• **Aim**
Copy out each line below that has the word "Altensteinweg" in it.

Stored items

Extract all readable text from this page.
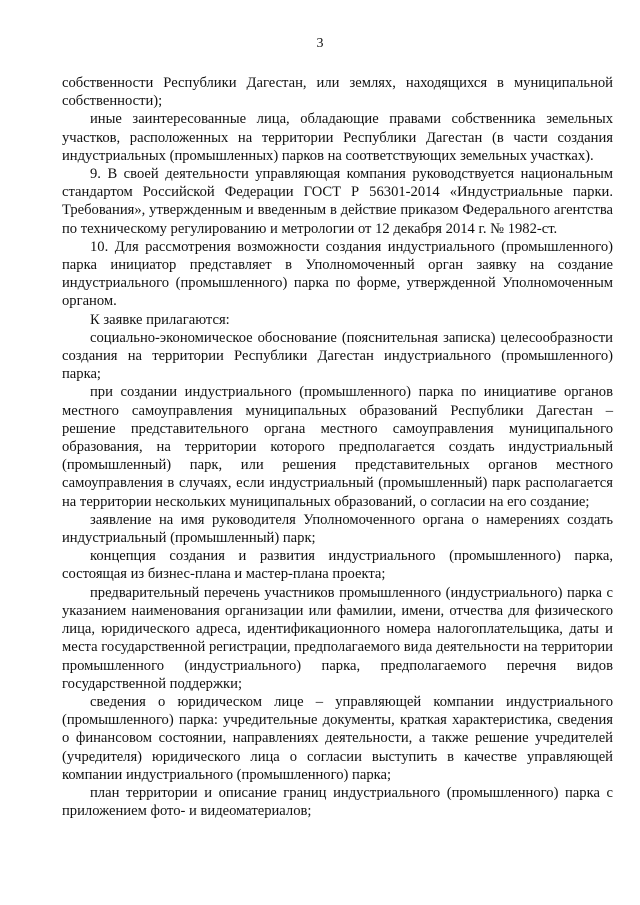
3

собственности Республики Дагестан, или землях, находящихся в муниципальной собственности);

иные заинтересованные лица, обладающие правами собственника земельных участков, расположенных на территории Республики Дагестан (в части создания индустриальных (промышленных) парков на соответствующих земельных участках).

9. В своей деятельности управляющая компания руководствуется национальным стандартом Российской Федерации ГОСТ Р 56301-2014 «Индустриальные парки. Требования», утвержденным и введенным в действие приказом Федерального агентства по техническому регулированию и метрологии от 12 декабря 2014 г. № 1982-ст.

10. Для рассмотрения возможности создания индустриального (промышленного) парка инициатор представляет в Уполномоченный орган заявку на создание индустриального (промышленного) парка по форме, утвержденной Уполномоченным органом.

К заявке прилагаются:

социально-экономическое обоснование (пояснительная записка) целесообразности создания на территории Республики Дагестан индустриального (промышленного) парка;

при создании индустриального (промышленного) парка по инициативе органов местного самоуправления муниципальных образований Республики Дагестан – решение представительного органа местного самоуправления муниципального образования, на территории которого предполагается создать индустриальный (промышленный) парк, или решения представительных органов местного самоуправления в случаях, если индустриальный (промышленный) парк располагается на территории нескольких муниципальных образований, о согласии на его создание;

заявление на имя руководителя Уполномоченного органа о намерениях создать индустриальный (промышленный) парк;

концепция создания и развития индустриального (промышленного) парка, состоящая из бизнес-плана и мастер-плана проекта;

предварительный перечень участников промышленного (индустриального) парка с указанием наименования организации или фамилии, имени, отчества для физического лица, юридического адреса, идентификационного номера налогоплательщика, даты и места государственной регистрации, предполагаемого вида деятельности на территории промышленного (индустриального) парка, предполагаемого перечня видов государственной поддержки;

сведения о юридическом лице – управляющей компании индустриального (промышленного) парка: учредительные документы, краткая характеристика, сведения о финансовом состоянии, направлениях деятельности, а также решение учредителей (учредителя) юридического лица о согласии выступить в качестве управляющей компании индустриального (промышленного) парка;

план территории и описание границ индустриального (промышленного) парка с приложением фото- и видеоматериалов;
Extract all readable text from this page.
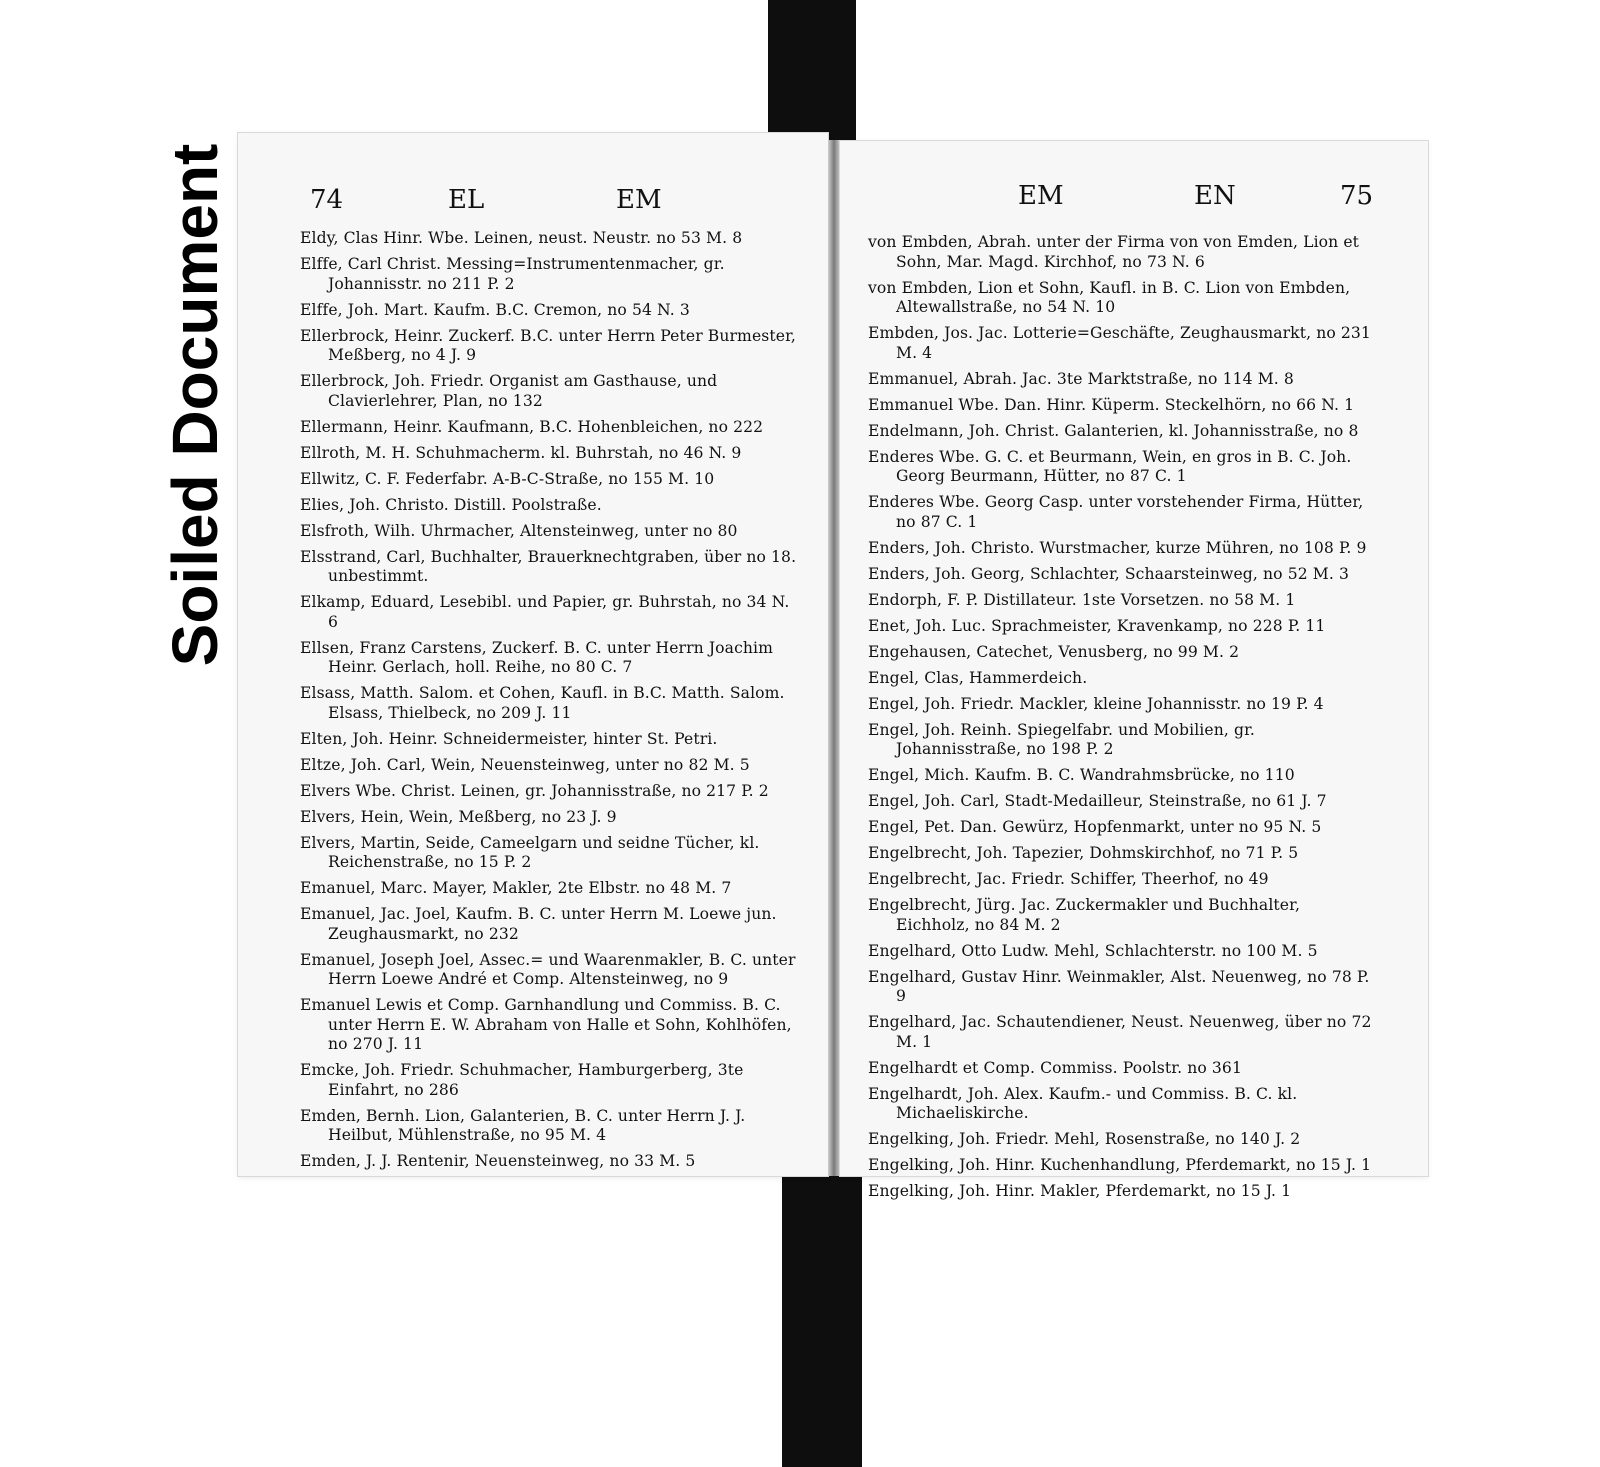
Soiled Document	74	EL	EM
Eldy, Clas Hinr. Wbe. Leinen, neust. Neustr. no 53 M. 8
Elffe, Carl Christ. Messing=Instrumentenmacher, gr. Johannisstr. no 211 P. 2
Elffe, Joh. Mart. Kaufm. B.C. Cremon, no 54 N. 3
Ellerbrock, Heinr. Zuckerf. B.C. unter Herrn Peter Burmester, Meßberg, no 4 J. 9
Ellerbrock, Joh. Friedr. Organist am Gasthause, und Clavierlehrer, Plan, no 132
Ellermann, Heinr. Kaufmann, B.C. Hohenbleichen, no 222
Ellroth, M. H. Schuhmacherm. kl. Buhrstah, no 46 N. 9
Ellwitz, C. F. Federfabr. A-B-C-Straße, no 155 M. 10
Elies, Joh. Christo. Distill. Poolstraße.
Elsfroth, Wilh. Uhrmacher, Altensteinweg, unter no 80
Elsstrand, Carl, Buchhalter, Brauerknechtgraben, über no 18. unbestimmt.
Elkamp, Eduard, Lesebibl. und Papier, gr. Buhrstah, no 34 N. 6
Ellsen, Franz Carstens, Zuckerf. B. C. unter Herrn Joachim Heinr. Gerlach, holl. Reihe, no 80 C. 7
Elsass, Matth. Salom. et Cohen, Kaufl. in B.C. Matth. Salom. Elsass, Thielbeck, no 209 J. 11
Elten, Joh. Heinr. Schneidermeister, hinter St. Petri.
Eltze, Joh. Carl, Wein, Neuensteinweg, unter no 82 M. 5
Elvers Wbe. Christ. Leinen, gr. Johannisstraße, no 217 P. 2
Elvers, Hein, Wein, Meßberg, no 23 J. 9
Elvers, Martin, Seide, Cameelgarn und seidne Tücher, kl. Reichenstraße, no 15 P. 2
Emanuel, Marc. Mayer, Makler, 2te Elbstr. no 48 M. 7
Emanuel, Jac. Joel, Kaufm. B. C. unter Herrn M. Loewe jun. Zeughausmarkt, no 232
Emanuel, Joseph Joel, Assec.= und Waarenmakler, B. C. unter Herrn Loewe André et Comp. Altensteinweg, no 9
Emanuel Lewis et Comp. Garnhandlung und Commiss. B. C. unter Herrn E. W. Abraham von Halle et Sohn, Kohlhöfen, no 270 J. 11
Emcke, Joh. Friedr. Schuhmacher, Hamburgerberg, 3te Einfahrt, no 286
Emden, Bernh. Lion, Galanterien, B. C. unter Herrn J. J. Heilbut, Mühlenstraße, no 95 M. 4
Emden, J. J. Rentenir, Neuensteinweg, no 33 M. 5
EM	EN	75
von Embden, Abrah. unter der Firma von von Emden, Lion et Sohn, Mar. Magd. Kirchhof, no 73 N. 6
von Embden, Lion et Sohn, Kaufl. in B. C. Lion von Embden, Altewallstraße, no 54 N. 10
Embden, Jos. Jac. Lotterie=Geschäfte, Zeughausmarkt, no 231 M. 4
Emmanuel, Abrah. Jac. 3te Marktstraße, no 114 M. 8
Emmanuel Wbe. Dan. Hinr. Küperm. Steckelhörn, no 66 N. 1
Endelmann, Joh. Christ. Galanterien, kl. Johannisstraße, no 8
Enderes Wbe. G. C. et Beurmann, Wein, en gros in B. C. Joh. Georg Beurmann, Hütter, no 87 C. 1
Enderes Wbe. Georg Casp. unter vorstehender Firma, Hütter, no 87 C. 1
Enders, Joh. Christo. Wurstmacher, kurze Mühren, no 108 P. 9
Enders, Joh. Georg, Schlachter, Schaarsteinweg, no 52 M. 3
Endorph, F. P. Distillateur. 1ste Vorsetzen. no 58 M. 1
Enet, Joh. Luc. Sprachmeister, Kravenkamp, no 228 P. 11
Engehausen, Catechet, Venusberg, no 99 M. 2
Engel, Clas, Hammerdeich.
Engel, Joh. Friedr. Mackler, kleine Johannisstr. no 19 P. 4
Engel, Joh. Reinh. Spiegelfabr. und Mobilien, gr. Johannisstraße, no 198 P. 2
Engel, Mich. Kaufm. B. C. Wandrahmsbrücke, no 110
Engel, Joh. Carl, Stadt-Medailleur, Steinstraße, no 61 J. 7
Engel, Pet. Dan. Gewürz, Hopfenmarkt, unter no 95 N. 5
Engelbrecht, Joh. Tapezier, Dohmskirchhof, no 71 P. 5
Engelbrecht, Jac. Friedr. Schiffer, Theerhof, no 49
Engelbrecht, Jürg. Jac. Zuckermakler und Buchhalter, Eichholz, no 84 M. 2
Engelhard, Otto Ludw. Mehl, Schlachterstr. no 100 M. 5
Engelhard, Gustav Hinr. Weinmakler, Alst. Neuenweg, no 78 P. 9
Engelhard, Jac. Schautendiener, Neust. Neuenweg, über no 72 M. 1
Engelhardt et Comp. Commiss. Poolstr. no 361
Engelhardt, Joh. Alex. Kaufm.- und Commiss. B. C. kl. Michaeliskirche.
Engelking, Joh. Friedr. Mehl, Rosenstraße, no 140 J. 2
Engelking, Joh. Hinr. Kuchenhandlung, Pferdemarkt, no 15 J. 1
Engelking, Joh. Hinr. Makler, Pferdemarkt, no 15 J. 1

• **Exercise result**
Elsfroth, Wilh. Uhrmacher, Altensteinweg, unter no 80
Emanuel, Joseph Joel, Assec.= und Waarenmakler, B. C. unter Herrn Loewe André et Comp. Altensteinweg, no 9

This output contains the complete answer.